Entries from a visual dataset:
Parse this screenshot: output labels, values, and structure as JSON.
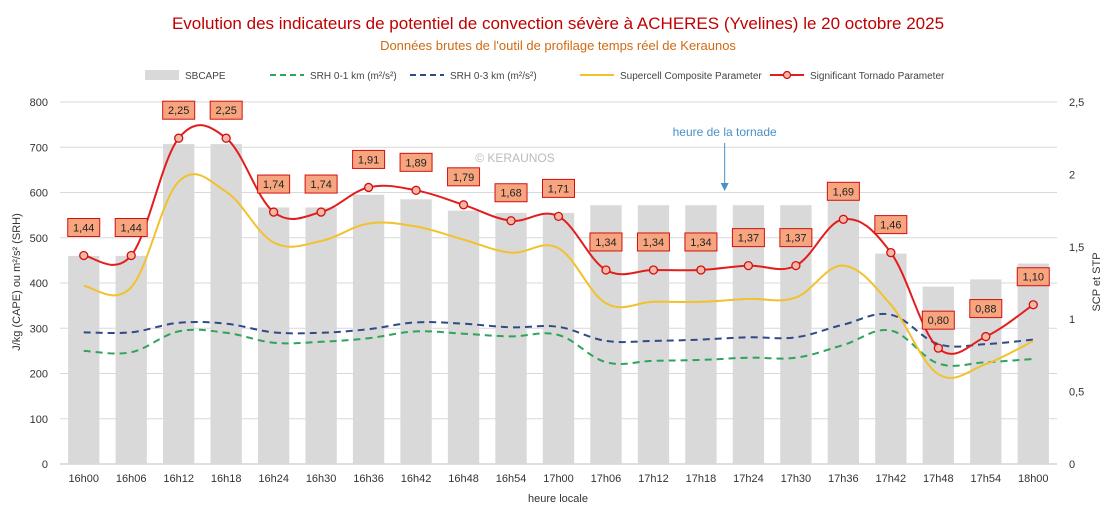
{
  "chart_data": {
    "type": "bar",
    "title": "Evolution des indicateurs de potentiel de convection sévère à ACHERES (Yvelines) le 20 octobre 2025",
    "subtitle": "Données brutes de l'outil de profilage temps réel de Keraunos",
    "xlabel": "heure locale",
    "ylabel_left": "J/kg (CAPE)  ou  m²/s² (SRH)",
    "ylabel_right": "SCP et STP",
    "watermark": "© KERAUNOS",
    "annotation": "heure de la tornade",
    "annotation_index": 13,
    "ylim_left": [
      0,
      800
    ],
    "ylim_right": [
      0,
      2.5
    ],
    "yticks_left": [
      "0",
      "100",
      "200",
      "300",
      "400",
      "500",
      "600",
      "700",
      "800"
    ],
    "yticks_right": [
      "0",
      "0,5",
      "1",
      "1,5",
      "2",
      "2,5"
    ],
    "grid": true,
    "legend_position": "top",
    "categories": [
      "16h00",
      "16h06",
      "16h12",
      "16h18",
      "16h24",
      "16h30",
      "16h36",
      "16h42",
      "16h48",
      "16h54",
      "17h00",
      "17h06",
      "17h12",
      "17h18",
      "17h24",
      "17h30",
      "17h36",
      "17h42",
      "17h48",
      "17h54",
      "18h00"
    ],
    "series": [
      {
        "name": "SBCAPE",
        "type": "bar",
        "axis": "left",
        "color": "#d9d9d9",
        "values": [
          460,
          460,
          707,
          707,
          567,
          567,
          595,
          585,
          560,
          555,
          555,
          572,
          572,
          572,
          572,
          572,
          623,
          465,
          392,
          408,
          443
        ]
      },
      {
        "name": "SRH 0-1 km (m²/s²)",
        "type": "line",
        "style": "dashed",
        "axis": "left",
        "color": "#2ea35a",
        "values": [
          250,
          247,
          293,
          290,
          268,
          270,
          278,
          293,
          288,
          282,
          285,
          225,
          228,
          230,
          235,
          235,
          263,
          295,
          222,
          225,
          232
        ]
      },
      {
        "name": "SRH 0-3 km (m²/s²)",
        "type": "line",
        "style": "dashed",
        "axis": "left",
        "color": "#2f4a86",
        "values": [
          291,
          291,
          312,
          310,
          291,
          290,
          298,
          313,
          310,
          302,
          303,
          272,
          272,
          275,
          280,
          280,
          308,
          330,
          265,
          265,
          275
        ]
      },
      {
        "name": "Supercell Composite Parameter",
        "type": "line",
        "axis": "right",
        "color": "#f2c12e",
        "values": [
          1.23,
          1.22,
          1.95,
          1.88,
          1.53,
          1.54,
          1.66,
          1.64,
          1.55,
          1.46,
          1.49,
          1.11,
          1.12,
          1.12,
          1.14,
          1.15,
          1.37,
          1.1,
          0.62,
          0.69,
          0.85
        ]
      },
      {
        "name": "Significant Tornado Parameter",
        "type": "line",
        "axis": "right",
        "color": "#e31d1d",
        "markers": true,
        "values": [
          1.44,
          1.44,
          2.25,
          2.25,
          1.74,
          1.74,
          1.91,
          1.89,
          1.79,
          1.68,
          1.71,
          1.34,
          1.34,
          1.34,
          1.37,
          1.37,
          1.69,
          1.46,
          0.8,
          0.88,
          1.1
        ],
        "labels": [
          "1,44",
          "1,44",
          "2,25",
          "2,25",
          "1,74",
          "1,74",
          "1,91",
          "1,89",
          "1,79",
          "1,68",
          "1,71",
          "1,34",
          "1,34",
          "1,34",
          "1,37",
          "1,37",
          "1,69",
          "1,46",
          "0,80",
          "0,88",
          "1,10"
        ]
      }
    ]
  }
}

> [WHAT IS BEING ASKED] Pictures are excluded; output everything else in the data verbatim.

> [RESPONSE FOR THIS EXERCISE]
Parse this screenshot: output labels, values, and structure as JSON.
{
  "chart_data": {
    "type": "bar",
    "title": "Evolution des indicateurs de potentiel de convection sévère à ACHERES (Yvelines) le 20 octobre 2025",
    "subtitle": "Données brutes de l'outil de profilage temps réel de Keraunos",
    "xlabel": "heure locale",
    "ylabel_left": "J/kg (CAPE)  ou  m²/s² (SRH)",
    "ylabel_right": "SCP et STP",
    "watermark": "© KERAUNOS",
    "annotation": "heure de la tornade",
    "annotation_index": 13,
    "ylim_left": [
      0,
      800
    ],
    "ylim_right": [
      0,
      2.5
    ],
    "yticks_left": [
      "0",
      "100",
      "200",
      "300",
      "400",
      "500",
      "600",
      "700",
      "800"
    ],
    "yticks_right": [
      "0",
      "0,5",
      "1",
      "1,5",
      "2",
      "2,5"
    ],
    "grid": true,
    "legend_position": "top",
    "categories": [
      "16h00",
      "16h06",
      "16h12",
      "16h18",
      "16h24",
      "16h30",
      "16h36",
      "16h42",
      "16h48",
      "16h54",
      "17h00",
      "17h06",
      "17h12",
      "17h18",
      "17h24",
      "17h30",
      "17h36",
      "17h42",
      "17h48",
      "17h54",
      "18h00"
    ],
    "series": [
      {
        "name": "SBCAPE",
        "type": "bar",
        "axis": "left",
        "color": "#d9d9d9",
        "values": [
          460,
          460,
          707,
          707,
          567,
          567,
          595,
          585,
          560,
          555,
          555,
          572,
          572,
          572,
          572,
          572,
          623,
          465,
          392,
          408,
          443
        ]
      },
      {
        "name": "SRH 0-1 km (m²/s²)",
        "type": "line",
        "style": "dashed",
        "axis": "left",
        "color": "#2ea35a",
        "values": [
          250,
          247,
          293,
          290,
          268,
          270,
          278,
          293,
          288,
          282,
          285,
          225,
          228,
          230,
          235,
          235,
          263,
          295,
          222,
          225,
          232
        ]
      },
      {
        "name": "SRH 0-3 km (m²/s²)",
        "type": "line",
        "style": "dashed",
        "axis": "left",
        "color": "#2f4a86",
        "values": [
          291,
          291,
          312,
          310,
          291,
          290,
          298,
          313,
          310,
          302,
          303,
          272,
          272,
          275,
          280,
          280,
          308,
          330,
          265,
          265,
          275
        ]
      },
      {
        "name": "Supercell Composite Parameter",
        "type": "line",
        "axis": "right",
        "color": "#f2c12e",
        "values": [
          1.23,
          1.22,
          1.95,
          1.88,
          1.53,
          1.54,
          1.66,
          1.64,
          1.55,
          1.46,
          1.49,
          1.11,
          1.12,
          1.12,
          1.14,
          1.15,
          1.37,
          1.1,
          0.62,
          0.69,
          0.85
        ]
      },
      {
        "name": "Significant Tornado Parameter",
        "type": "line",
        "axis": "right",
        "color": "#e31d1d",
        "markers": true,
        "values": [
          1.44,
          1.44,
          2.25,
          2.25,
          1.74,
          1.74,
          1.91,
          1.89,
          1.79,
          1.68,
          1.71,
          1.34,
          1.34,
          1.34,
          1.37,
          1.37,
          1.69,
          1.46,
          0.8,
          0.88,
          1.1
        ],
        "labels": [
          "1,44",
          "1,44",
          "2,25",
          "2,25",
          "1,74",
          "1,74",
          "1,91",
          "1,89",
          "1,79",
          "1,68",
          "1,71",
          "1,34",
          "1,34",
          "1,34",
          "1,37",
          "1,37",
          "1,69",
          "1,46",
          "0,80",
          "0,88",
          "1,10"
        ]
      }
    ]
  }
}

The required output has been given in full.